Work to be completed
Resume the MySQL index question and its answer, picking up right after the last line shown.

CREATE TABLE `tblExample` (
  `id` int(11) unsigned NOT NULL AUTO_INCREMENT,
  `fTS` timestamp NULL DEFAULT CURRENT_TIMESTAMP,
  `status` varchar(50) NOT NULL DEFAULT 'new',
  `textCol` varchar(50) DEFAULT NULL,
  `insrBLN` tinyint(4) NOT NULL DEFAULT '0',
  `itemId` varchar(50) DEFAULT NULL ,
  `magic` varchar(50) DEFAULT NULL ,
  PRIMARY KEY (`id`),
  KEY `ix_magic_composite` (`itemId`,`magic`,`fTS`,`insrBLN`),
  KEY `fTS` (`fTS`)
) ENGINE=InnoDB AUTO_INCREMENT=14391289 DEFAULT CHARSET=latin1

EDIT

We have refactor the code so the query looks like:

select *
from tblExample
where 1=1
and status = 'okay'
and textCol > ''
and insrBLN = 1
and (retry = '' or (retry='retry' and retryDT < now() - interval 1 day))
and fTS > '2020-01-01'
order by fTS
limit 50

The issue was NOT sorted (also tried different columns order in the index).
It looks like it chooses the right index only if I remove the order by.

Best Answer

Adding OR clauses makes it more difficult to estimate how well the index will filter. One solution is to add a generated always column that calculates whether the predicates for magic and itemId are satisfied, and index that:

CREATE TABLE tblExample (
  id int(11) unsigned NOT NULL AUTO_INCREMENT,
  fTS timestamp NULL DEFAULT CURRENT_TIMESTAMP,
  status varchar(50) NOT NULL DEFAULT 'new',
  textCol varchar(50) DEFAULT NULL,
  insrBLN tinyint(4) NOT NULL DEFAULT '0',
  itemId varchar(50) DEFAULT NULL ,
  magic varchar(50) DEFAULT NULL ,
  retry tinyint GENERATED ALWAYS AS 
      ( case when  (magic is NULL or magic = '' or magic = 'retry')

[Document understanding items]
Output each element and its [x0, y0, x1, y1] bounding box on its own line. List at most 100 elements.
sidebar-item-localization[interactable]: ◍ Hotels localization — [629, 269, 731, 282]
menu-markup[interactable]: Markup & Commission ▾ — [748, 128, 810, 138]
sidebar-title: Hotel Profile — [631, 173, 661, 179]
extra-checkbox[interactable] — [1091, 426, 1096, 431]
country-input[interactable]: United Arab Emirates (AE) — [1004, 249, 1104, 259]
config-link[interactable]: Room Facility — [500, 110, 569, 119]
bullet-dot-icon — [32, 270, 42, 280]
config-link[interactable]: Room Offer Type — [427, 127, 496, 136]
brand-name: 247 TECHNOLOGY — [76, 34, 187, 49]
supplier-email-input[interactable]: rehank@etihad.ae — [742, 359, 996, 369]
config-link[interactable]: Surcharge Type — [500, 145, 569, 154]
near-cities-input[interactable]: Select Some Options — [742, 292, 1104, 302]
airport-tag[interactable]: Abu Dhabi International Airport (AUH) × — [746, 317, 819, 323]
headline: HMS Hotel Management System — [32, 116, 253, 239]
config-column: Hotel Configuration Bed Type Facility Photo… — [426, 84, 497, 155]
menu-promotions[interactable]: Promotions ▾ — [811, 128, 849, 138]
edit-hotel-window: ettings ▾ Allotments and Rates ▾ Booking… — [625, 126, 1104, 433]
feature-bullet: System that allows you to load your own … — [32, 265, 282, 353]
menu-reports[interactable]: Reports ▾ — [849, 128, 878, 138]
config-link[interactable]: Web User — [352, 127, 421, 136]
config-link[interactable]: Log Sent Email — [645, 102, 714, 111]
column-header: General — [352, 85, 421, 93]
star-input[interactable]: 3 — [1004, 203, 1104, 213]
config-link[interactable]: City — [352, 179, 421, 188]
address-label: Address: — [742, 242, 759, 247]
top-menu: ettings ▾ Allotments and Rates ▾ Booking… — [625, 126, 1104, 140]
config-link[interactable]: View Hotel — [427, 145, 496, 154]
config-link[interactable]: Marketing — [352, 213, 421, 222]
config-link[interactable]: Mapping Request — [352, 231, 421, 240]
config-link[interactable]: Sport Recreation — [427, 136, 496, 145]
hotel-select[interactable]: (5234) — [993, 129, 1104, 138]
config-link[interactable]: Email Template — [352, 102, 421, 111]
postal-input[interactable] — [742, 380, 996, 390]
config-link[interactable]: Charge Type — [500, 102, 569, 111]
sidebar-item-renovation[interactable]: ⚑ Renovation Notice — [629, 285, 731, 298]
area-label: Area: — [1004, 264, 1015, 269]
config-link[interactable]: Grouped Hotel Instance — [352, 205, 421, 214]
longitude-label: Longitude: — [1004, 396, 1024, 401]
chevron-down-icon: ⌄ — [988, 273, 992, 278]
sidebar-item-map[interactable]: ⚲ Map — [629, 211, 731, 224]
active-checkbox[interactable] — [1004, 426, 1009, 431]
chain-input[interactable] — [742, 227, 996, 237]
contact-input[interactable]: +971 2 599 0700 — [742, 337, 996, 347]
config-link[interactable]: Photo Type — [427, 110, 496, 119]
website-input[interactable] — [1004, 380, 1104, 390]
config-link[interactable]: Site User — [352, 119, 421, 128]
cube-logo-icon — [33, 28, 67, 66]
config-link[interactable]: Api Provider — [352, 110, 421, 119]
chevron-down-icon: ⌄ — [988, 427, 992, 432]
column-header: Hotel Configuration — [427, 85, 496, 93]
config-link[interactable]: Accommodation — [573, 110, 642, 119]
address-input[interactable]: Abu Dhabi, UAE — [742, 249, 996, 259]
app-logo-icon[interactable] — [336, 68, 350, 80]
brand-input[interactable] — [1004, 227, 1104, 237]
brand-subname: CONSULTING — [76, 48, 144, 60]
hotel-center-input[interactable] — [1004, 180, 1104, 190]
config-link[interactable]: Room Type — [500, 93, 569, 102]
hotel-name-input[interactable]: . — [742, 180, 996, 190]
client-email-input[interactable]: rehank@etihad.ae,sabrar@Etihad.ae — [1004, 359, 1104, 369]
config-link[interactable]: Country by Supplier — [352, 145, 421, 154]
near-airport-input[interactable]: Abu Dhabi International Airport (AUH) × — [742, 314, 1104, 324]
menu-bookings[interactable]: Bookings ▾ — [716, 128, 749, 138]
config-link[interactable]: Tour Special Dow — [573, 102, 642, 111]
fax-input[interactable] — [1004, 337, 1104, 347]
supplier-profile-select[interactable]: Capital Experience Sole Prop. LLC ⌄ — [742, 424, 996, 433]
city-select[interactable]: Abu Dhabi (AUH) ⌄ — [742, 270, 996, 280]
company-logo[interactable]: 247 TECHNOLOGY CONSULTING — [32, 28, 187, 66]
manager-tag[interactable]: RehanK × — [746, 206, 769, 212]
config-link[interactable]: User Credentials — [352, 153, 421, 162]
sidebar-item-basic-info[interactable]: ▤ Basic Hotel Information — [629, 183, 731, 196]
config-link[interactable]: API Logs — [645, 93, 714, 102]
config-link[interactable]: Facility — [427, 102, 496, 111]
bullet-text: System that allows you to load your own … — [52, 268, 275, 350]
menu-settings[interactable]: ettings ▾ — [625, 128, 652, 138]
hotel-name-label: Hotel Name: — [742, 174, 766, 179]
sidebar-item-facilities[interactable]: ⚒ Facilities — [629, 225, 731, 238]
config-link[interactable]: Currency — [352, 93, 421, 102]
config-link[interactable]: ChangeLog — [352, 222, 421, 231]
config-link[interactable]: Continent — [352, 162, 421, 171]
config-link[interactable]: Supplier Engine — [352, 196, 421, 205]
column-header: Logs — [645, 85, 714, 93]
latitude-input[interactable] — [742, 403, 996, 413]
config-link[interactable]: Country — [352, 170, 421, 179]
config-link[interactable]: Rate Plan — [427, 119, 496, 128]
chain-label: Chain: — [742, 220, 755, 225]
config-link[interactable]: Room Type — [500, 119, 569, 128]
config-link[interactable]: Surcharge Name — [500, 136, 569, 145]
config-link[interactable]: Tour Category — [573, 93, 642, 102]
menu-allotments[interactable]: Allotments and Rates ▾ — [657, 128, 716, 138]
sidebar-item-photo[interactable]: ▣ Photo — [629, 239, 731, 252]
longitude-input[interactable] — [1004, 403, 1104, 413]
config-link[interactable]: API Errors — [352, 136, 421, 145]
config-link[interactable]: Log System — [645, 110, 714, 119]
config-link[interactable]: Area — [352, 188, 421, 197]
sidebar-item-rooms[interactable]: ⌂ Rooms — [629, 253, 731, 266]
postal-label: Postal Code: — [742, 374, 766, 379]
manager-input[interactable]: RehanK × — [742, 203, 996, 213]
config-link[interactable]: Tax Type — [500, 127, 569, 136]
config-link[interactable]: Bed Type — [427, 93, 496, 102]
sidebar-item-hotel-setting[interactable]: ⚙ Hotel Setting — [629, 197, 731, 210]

Result of this exercise
               AND (itemId is NULL or itemId = '' or itemId = 'retry')
             then 1 
             else 0
        end
      ) STORED,  
  PRIMARY KEY (`id`),
  KEY `ix_magic_composite` (retry,`fTS`,`insrBLN`),
  KEY `fTS` (`fTS`)
) ENGINE=InnoDB AUTO_INCREMENT=14391289 DEFAULT CHARSET=latin1

The query can then be changed to:

SELECT t.*
FROM tblExample t
WHERE status = 'okay'
and textCol > ''
and insrBLN = 1
and retry
and fTS > '2020-01-01'
and fTS > '2020-01-01'  -- can be removed I assume
order by fTS
limit 50; 

The correct solution is probably to fix the data model, but that may not be possible.